*Records supplied:*

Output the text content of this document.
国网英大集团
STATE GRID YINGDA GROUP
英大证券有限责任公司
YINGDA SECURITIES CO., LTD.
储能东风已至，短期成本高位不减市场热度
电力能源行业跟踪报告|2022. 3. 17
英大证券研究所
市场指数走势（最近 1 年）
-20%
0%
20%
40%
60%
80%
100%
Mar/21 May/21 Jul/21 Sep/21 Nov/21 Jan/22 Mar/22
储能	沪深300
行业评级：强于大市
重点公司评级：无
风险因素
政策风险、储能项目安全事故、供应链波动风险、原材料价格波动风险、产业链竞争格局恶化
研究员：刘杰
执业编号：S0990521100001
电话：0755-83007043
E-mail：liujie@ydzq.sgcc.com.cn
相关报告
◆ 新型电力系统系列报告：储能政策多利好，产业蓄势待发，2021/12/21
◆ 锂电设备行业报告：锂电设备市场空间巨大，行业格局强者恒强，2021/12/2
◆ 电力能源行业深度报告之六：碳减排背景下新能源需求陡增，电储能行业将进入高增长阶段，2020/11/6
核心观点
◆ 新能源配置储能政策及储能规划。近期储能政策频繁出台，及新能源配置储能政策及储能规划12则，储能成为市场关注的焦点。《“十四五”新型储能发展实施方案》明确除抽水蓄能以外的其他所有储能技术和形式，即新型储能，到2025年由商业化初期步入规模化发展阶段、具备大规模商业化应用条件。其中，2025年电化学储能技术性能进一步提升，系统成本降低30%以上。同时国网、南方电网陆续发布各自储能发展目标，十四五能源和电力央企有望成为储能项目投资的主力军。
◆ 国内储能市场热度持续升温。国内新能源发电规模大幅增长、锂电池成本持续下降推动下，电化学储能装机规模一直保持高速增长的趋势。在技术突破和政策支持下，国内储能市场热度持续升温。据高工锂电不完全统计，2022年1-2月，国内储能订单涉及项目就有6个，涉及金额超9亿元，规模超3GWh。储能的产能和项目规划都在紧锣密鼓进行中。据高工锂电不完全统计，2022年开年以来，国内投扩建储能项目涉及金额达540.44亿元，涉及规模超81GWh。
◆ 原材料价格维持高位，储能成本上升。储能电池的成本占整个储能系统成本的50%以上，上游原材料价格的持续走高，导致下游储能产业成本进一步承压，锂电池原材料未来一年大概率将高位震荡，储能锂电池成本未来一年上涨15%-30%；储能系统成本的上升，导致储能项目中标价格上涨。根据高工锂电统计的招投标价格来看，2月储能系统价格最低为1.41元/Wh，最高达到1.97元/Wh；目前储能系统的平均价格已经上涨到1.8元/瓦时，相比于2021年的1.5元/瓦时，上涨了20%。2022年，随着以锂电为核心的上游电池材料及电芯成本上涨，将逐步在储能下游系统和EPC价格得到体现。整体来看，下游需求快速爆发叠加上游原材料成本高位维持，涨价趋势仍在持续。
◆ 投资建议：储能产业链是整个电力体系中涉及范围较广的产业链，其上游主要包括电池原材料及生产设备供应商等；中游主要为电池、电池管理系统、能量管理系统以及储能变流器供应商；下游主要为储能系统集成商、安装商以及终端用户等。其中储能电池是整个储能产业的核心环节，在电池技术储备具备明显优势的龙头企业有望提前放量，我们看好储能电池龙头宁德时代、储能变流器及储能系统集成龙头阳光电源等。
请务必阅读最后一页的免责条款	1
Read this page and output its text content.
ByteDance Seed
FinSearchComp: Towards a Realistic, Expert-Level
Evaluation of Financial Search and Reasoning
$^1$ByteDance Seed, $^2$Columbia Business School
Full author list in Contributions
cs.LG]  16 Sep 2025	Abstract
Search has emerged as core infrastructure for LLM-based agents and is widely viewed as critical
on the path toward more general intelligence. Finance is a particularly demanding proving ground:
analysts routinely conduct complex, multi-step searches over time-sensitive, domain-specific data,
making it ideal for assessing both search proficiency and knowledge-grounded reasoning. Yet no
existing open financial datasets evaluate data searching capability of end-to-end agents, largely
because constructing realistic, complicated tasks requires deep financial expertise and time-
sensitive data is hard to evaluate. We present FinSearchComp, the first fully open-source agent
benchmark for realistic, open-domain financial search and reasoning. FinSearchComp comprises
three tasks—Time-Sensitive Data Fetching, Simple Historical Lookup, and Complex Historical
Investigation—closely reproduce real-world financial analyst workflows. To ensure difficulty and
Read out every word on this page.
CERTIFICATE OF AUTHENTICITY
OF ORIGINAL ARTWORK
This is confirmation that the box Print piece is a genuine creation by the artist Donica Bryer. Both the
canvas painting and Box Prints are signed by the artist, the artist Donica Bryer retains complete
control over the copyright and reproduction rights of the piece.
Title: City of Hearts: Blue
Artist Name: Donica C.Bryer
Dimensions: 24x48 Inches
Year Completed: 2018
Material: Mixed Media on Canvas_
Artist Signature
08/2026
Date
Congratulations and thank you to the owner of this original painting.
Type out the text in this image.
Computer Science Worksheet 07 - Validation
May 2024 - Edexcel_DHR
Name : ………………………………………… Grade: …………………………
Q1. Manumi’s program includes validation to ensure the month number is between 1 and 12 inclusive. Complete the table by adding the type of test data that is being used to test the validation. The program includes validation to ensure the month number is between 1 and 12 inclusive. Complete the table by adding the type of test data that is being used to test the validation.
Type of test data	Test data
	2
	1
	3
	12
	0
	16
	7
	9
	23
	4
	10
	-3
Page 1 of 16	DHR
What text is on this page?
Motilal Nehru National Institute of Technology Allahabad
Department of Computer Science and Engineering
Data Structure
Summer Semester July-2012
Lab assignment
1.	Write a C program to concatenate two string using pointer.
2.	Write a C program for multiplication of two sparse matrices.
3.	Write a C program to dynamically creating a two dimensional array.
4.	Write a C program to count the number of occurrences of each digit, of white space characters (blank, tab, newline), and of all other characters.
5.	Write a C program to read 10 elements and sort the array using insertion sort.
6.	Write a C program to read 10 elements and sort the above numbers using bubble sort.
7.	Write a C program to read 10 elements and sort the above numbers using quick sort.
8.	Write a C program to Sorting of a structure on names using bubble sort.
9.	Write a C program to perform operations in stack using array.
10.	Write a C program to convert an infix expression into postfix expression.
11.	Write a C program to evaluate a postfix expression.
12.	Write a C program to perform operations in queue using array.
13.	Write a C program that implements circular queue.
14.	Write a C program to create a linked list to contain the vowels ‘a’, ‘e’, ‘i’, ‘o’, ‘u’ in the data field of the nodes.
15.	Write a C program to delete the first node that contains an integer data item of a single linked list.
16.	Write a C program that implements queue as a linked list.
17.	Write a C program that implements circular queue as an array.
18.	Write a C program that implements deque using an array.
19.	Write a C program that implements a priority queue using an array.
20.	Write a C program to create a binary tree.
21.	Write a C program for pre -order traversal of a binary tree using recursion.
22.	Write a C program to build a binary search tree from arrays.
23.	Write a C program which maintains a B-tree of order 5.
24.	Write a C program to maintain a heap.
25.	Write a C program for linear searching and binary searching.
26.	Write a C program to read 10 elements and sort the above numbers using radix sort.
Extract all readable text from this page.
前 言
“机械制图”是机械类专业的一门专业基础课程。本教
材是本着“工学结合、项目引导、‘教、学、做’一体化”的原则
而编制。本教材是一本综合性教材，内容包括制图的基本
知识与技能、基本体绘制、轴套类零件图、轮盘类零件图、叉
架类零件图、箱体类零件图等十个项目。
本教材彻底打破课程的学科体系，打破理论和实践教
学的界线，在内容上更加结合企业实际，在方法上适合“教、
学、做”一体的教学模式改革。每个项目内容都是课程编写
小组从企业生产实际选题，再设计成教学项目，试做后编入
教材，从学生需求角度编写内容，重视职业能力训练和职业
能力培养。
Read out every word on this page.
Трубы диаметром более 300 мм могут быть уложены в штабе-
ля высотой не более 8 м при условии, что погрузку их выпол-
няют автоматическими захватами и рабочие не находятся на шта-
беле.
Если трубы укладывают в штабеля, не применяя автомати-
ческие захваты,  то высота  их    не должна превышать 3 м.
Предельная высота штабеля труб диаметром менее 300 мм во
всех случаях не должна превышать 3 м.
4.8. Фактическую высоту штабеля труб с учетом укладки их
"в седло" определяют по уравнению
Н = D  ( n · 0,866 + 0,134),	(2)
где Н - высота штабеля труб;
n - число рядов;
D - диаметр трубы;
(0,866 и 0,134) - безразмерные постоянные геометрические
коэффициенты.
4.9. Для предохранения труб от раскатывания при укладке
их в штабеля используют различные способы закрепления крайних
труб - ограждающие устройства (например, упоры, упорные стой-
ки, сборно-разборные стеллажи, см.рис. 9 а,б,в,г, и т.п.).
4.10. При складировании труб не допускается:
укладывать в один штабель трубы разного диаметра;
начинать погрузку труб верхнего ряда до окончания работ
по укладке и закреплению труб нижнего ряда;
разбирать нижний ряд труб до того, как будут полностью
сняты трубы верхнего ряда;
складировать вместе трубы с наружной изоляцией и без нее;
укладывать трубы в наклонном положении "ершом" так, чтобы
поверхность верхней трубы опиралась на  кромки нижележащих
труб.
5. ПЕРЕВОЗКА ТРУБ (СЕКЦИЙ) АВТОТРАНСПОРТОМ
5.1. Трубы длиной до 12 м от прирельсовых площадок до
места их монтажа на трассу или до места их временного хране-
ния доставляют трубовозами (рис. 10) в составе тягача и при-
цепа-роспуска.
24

*What you have to do:* Lines containing the string "tree" are to be selected and copied.

*The result:*
20.	Write a C program to create a binary tree.
21.	Write a C program for pre -order traversal of a binary tree using recursion.
22.	Write a C program to build a binary search tree from arrays.
23.	Write a C program which maintains a B-tree of order 5.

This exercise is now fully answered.